» Stated problem
Reproduce all of the data exactly, with no line skipped.

» Information supplied
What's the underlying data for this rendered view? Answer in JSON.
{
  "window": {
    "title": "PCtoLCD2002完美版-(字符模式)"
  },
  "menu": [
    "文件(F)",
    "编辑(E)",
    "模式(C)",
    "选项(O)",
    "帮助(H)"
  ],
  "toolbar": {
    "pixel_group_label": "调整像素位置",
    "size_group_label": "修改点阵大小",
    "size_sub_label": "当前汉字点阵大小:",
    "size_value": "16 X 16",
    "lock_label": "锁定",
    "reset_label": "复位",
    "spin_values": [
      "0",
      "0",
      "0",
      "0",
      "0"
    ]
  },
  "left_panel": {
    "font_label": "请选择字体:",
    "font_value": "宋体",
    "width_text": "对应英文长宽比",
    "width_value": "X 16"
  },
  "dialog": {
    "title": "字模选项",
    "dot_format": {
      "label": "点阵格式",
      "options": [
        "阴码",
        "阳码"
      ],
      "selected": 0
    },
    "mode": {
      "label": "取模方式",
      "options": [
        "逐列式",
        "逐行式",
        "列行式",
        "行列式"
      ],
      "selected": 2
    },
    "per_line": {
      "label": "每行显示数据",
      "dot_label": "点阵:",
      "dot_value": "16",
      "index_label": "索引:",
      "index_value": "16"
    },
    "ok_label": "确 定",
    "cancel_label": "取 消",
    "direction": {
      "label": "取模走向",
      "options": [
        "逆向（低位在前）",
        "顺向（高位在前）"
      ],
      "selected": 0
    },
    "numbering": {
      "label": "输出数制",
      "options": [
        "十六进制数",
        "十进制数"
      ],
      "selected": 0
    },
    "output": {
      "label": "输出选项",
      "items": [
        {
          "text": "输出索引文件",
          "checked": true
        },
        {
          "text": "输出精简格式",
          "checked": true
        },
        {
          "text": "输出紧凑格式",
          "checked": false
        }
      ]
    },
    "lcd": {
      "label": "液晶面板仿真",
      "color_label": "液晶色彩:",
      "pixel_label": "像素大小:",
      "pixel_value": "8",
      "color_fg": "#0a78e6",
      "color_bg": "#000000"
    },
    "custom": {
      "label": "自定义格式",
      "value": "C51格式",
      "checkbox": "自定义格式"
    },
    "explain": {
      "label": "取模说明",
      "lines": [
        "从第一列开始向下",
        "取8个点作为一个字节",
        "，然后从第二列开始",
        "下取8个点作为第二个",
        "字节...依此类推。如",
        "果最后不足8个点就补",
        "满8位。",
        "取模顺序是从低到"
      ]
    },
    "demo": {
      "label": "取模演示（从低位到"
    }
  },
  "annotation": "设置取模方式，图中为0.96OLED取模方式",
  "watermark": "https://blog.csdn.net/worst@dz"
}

» Written reply
What's the underlying data for this rendered view? Answer in JSON.
{
  "window": {
    "title": "PCtoLCD2002完美版-(字符模式)"
  },
  "menu": [
    "文件(F)",
    "编辑(E)",
    "模式(C)",
    "选项(O)",
    "帮助(H)"
  ],
  "toolbar": {
    "pixel_group_label": "调整像素位置",
    "size_group_label": "修改点阵大小",
    "size_sub_label": "当前汉字点阵大小:",
    "size_value": "16 X 16",
    "lock_label": "锁定",
    "reset_label": "复位",
    "spin_values": [
      "0",
      "0",
      "0",
      "0",
      "0"
    ]
  },
  "left_panel": {
    "font_label": "请选择字体:",
    "font_value": "宋体",
    "width_text": "对应英文长宽比",
    "width_value": "X 16"
  },
  "dialog": {
    "title": "字模选项",
    "dot_format": {
      "label": "点阵格式",
      "options": [
        "阴码",
        "阳码"
      ],
      "selected": 0
    },
    "mode": {
      "label": "取模方式",
      "options": [
        "逐列式",
        "逐行式",
        "列行式",
        "行列式"
      ],
      "selected": 2
    },
    "per_line": {
      "label": "每行显示数据",
      "dot_label": "点阵:",
      "dot_value": "16",
      "index_label": "索引:",
      "index_value": "16"
    },
    "ok_label": "确 定",
    "cancel_label": "取 消",
    "direction": {
      "label": "取模走向",
      "options": [
        "逆向（低位在前）",
        "顺向（高位在前）"
      ],
      "selected": 0
    },
    "numbering": {
      "label": "输出数制",
      "options": [
        "十六进制数",
        "十进制数"
      ],
      "selected": 0
    },
    "output": {
      "label": "输出选项",
      "items": [
        {
          "text": "输出索引文件",
          "checked": true
        },
        {
          "text": "输出精简格式",
          "checked": true
        },
        {
          "text": "输出紧凑格式",
          "checked": false
        }
      ]
    },
    "lcd": {
      "label": "液晶面板仿真",
      "color_label": "液晶色彩:",
      "pixel_label": "像素大小:",
      "pixel_value": "8",
      "color_fg": "#0a78e6",
      "color_bg": "#000000"
    },
    "custom": {
      "label": "自定义格式",
      "value": "C51格式",
      "checkbox": "自定义格式"
    },
    "explain": {
      "label": "取模说明",
      "lines": [
        "从第一列开始向下",
        "取8个点作为一个字节",
        "，然后从第二列开始",
        "下取8个点作为第二个",
        "字节...依此类推。如",
        "果最后不足8个点就补",
        "满8位。",
        "取模顺序是从低到"
      ]
    },
    "demo": {
      "label": "取模演示（从低位到"
    }
  },
  "annotation": "设置取模方式，图中为0.96OLED取模方式",
  "watermark": "https://blog.csdn.net/worst@dz"
}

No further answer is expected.